> [Direction]
Retype all the records with nothing changed.

> [Data listing]
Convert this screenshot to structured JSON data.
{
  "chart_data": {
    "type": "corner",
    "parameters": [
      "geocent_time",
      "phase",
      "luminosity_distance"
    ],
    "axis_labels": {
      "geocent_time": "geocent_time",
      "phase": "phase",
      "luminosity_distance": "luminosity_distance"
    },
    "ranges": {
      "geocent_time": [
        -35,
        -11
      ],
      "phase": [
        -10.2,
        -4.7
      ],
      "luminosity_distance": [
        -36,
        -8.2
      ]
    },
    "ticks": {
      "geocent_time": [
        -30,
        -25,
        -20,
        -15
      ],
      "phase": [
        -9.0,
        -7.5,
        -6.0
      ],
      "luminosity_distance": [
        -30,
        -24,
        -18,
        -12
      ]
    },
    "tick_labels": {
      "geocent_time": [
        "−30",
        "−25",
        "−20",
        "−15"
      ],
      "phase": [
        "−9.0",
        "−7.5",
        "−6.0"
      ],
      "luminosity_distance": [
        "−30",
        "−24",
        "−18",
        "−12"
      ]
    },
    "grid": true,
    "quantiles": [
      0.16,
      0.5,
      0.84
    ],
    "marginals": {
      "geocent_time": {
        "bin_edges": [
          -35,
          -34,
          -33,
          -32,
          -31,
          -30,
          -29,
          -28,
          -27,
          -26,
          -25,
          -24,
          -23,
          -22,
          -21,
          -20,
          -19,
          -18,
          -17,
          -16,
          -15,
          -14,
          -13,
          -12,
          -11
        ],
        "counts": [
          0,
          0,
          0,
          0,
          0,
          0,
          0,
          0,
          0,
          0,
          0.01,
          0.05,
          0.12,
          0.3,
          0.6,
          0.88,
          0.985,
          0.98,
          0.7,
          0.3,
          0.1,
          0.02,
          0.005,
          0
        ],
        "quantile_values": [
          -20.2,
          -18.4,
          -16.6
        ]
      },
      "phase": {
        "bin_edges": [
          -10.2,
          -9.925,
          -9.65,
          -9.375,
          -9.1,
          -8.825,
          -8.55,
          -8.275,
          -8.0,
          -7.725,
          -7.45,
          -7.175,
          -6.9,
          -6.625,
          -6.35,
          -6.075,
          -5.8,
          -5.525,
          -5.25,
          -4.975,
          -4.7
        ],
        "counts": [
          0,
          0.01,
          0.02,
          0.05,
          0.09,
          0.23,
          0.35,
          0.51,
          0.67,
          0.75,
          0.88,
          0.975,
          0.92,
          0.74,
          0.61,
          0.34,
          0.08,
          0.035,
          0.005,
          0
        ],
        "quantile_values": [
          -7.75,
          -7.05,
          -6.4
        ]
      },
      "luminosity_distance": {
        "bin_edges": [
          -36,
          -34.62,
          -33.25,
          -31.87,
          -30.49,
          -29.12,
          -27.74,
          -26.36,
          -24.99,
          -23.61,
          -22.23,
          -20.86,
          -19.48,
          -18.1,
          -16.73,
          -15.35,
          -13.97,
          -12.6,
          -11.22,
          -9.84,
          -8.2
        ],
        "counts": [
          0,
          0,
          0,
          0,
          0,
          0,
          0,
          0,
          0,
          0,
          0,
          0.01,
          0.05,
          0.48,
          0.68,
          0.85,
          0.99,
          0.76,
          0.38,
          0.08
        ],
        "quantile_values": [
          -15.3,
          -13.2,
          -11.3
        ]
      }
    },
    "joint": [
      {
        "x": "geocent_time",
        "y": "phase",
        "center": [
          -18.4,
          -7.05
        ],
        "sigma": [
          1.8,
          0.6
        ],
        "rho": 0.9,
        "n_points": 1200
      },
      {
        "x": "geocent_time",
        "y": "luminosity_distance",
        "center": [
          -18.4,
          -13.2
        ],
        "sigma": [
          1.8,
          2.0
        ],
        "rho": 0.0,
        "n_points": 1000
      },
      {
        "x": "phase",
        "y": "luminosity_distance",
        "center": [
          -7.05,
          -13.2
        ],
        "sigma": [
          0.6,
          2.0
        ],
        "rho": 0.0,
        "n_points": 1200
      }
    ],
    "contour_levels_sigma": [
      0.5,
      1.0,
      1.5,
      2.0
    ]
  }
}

> [Written solution]
Convert this screenshot to structured JSON data.
{
  "chart_data": {
    "type": "corner",
    "parameters": [
      "geocent_time",
      "phase",
      "luminosity_distance"
    ],
    "axis_labels": {
      "geocent_time": "geocent_time",
      "phase": "phase",
      "luminosity_distance": "luminosity_distance"
    },
    "ranges": {
      "geocent_time": [
        -35,
        -11
      ],
      "phase": [
        -10.2,
        -4.7
      ],
      "luminosity_distance": [
        -36,
        -8.2
      ]
    },
    "ticks": {
      "geocent_time": [
        -30,
        -25,
        -20,
        -15
      ],
      "phase": [
        -9.0,
        -7.5,
        -6.0
      ],
      "luminosity_distance": [
        -30,
        -24,
        -18,
        -12
      ]
    },
    "tick_labels": {
      "geocent_time": [
        "−30",
        "−25",
        "−20",
        "−15"
      ],
      "phase": [
        "−9.0",
        "−7.5",
        "−6.0"
      ],
      "luminosity_distance": [
        "−30",
        "−24",
        "−18",
        "−12"
      ]
    },
    "grid": true,
    "quantiles": [
      0.16,
      0.5,
      0.84
    ],
    "marginals": {
      "geocent_time": {
        "bin_edges": [
          -35,
          -34,
          -33,
          -32,
          -31,
          -30,
          -29,
          -28,
          -27,
          -26,
          -25,
          -24,
          -23,
          -22,
          -21,
          -20,
          -19,
          -18,
          -17,
          -16,
          -15,
          -14,
          -13,
          -12,
          -11
        ],
        "counts": [
          0,
          0,
          0,
          0,
          0,
          0,
          0,
          0,
          0,
          0,
          0.01,
          0.05,
          0.12,
          0.3,
          0.6,
          0.88,
          0.985,
          0.98,
          0.7,
          0.3,
          0.1,
          0.02,
          0.005,
          0
        ],
        "quantile_values": [
          -20.2,
          -18.4,
          -16.6
        ]
      },
      "phase": {
        "bin_edges": [
          -10.2,
          -9.925,
          -9.65,
          -9.375,
          -9.1,
          -8.825,
          -8.55,
          -8.275,
          -8.0,
          -7.725,
          -7.45,
          -7.175,
          -6.9,
          -6.625,
          -6.35,
          -6.075,
          -5.8,
          -5.525,
          -5.25,
          -4.975,
          -4.7
        ],
        "counts": [
          0,
          0.01,
          0.02,
          0.05,
          0.09,
          0.23,
          0.35,
          0.51,
          0.67,
          0.75,
          0.88,
          0.975,
          0.92,
          0.74,
          0.61,
          0.34,
          0.08,
          0.035,
          0.005,
          0
        ],
        "quantile_values": [
          -7.75,
          -7.05,
          -6.4
        ]
      },
      "luminosity_distance": {
        "bin_edges": [
          -36,
          -34.62,
          -33.25,
          -31.87,
          -30.49,
          -29.12,
          -27.74,
          -26.36,
          -24.99,
          -23.61,
          -22.23,
          -20.86,
          -19.48,
          -18.1,
          -16.73,
          -15.35,
          -13.97,
          -12.6,
          -11.22,
          -9.84,
          -8.2
        ],
        "counts": [
          0,
          0,
          0,
          0,
          0,
          0,
          0,
          0,
          0,
          0,
          0,
          0.01,
          0.05,
          0.48,
          0.68,
          0.85,
          0.99,
          0.76,
          0.38,
          0.08
        ],
        "quantile_values": [
          -15.3,
          -13.2,
          -11.3
        ]
      }
    },
    "joint": [
      {
        "x": "geocent_time",
        "y": "phase",
        "center": [
          -18.4,
          -7.05
        ],
        "sigma": [
          1.8,
          0.6
        ],
        "rho": 0.9,
        "n_points": 1200
      },
      {
        "x": "geocent_time",
        "y": "luminosity_distance",
        "center": [
          -18.4,
          -13.2
        ],
        "sigma": [
          1.8,
          2.0
        ],
        "rho": 0.0,
        "n_points": 1000
      },
      {
        "x": "phase",
        "y": "luminosity_distance",
        "center": [
          -7.05,
          -13.2
        ],
        "sigma": [
          0.6,
          2.0
        ],
        "rho": 0.0,
        "n_points": 1200
      }
    ],
    "contour_levels_sigma": [
      0.5,
      1.0,
      1.5,
      2.0
    ]
  }
}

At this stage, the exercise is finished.